| Input rows |
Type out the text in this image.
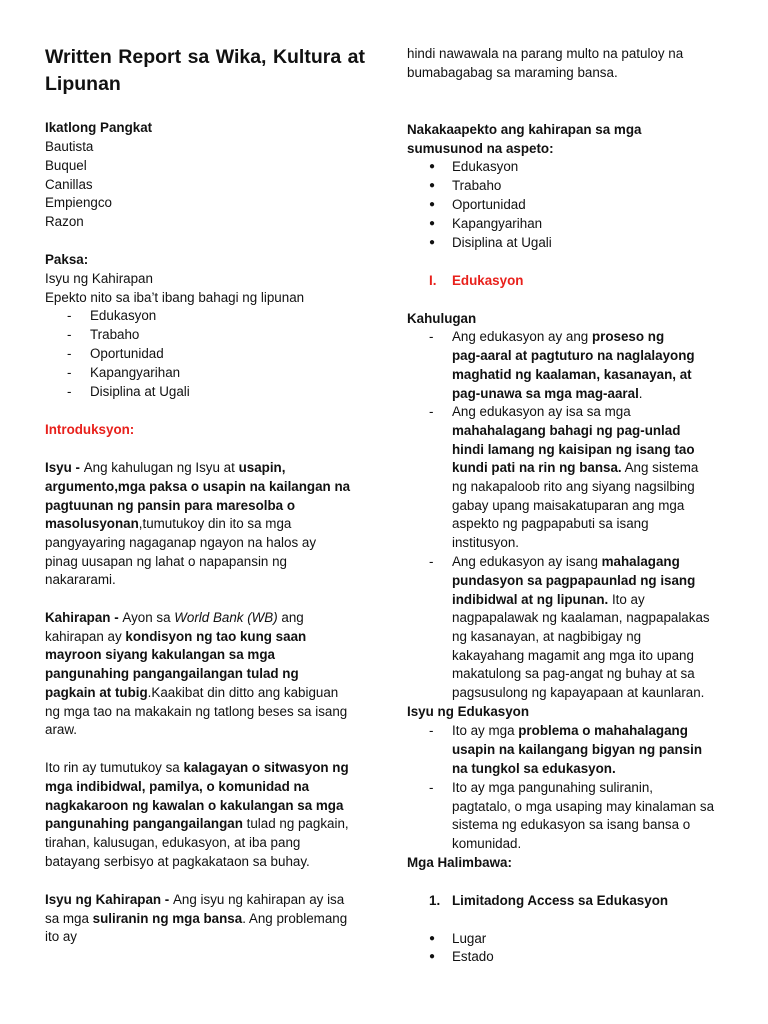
Written Report sa Wika, Kultura at Lipunan
Ikatlong Pangkat
Bautista
Buquel
Canillas
Empiengco
Razon
Paksa:
Isyu ng Kahirapan
Epekto nito sa iba’t ibang bahagi ng lipunan
- Edukasyon
- Trabaho
- Oportunidad
- Kapangyarihan
- Disiplina at Ugali
Introduksyon:
Isyu - Ang kahulugan ng Isyu at usapin,
argumento,mga paksa o usapin na kailangan na
pagtuunan ng pansin para maresolba o
masolusyonan,tumutukoy din ito sa mga
pangyayaring nagaganap ngayon na halos ay
pinag uusapan ng lahat o napapansin ng
nakararami.
Kahirapan - Ayon sa World Bank (WB) ang
kahirapan ay kondisyon ng tao kung saan
mayroon siyang kakulangan sa mga
pangunahing pangangailangan tulad ng
pagkain at tubig.Kaakibat din ditto ang kabiguan
ng mga tao na makakain ng tatlong beses sa isang
araw.
Ito rin ay tumutukoy sa kalagayan o sitwasyon ng
mga indibidwal, pamilya, o komunidad na
nagkakaroon ng kawalan o kakulangan sa mga
pangunahing pangangailangan tulad ng pagkain,
tirahan, kalusugan, edukasyon, at iba pang
batayang serbisyo at pagkakataon sa buhay.
Isyu ng Kahirapan - Ang isyu ng kahirapan ay isa
sa mga suliranin ng mga bansa. Ang problemang
ito ay
hindi nawawala na parang multo na patuloy na
bumabagabag sa maraming bansa.
Nakakaapekto ang kahirapan sa mga
sumusunod na aspeto:
● Edukasyon
● Trabaho
● Oportunidad
● Kapangyarihan
● Disiplina at Ugali
I. Edukasyon
Kahulugan
- Ang edukasyon ay ang proseso ng
pag-aaral at pagtuturo na naglalayong
maghatid ng kaalaman, kasanayan, at
pag-unawa sa mga mag-aaral.
- Ang edukasyon ay isa sa mga
mahahalagang bahagi ng pag-unlad
hindi lamang ng kaisipan ng isang tao
kundi pati na rin ng bansa. Ang sistema
ng nakapaloob rito ang siyang nagsilbing
gabay upang maisakatuparan ang mga
aspekto ng pagpapabuti sa isang
institusyon.
- Ang edukasyon ay isang mahalagang
pundasyon sa pagpapaunlad ng isang
indibidwal at ng lipunan. Ito ay
nagpapalawak ng kaalaman, nagpapalakas
ng kasanayan, at nagbibigay ng
kakayahang magamit ang mga ito upang
makatulong sa pag-angat ng buhay at sa
pagsusulong ng kapayapaan at kaunlaran.
Isyu ng Edukasyon
- Ito ay mga problema o mahahalagang
usapin na kailangang bigyan ng pansin
na tungkol sa edukasyon.
- Ito ay mga pangunahing suliranin,
pagtatalo, o mga usaping may kinalaman sa
sistema ng edukasyon sa isang bansa o
komunidad.
Mga Halimbawa:
1. Limitadong Access sa Edukasyon
● Lugar
● Estado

| Your goal |
Count every line in the entries above where the word "Ugali" appears; respond with the number alone.

| Result |
2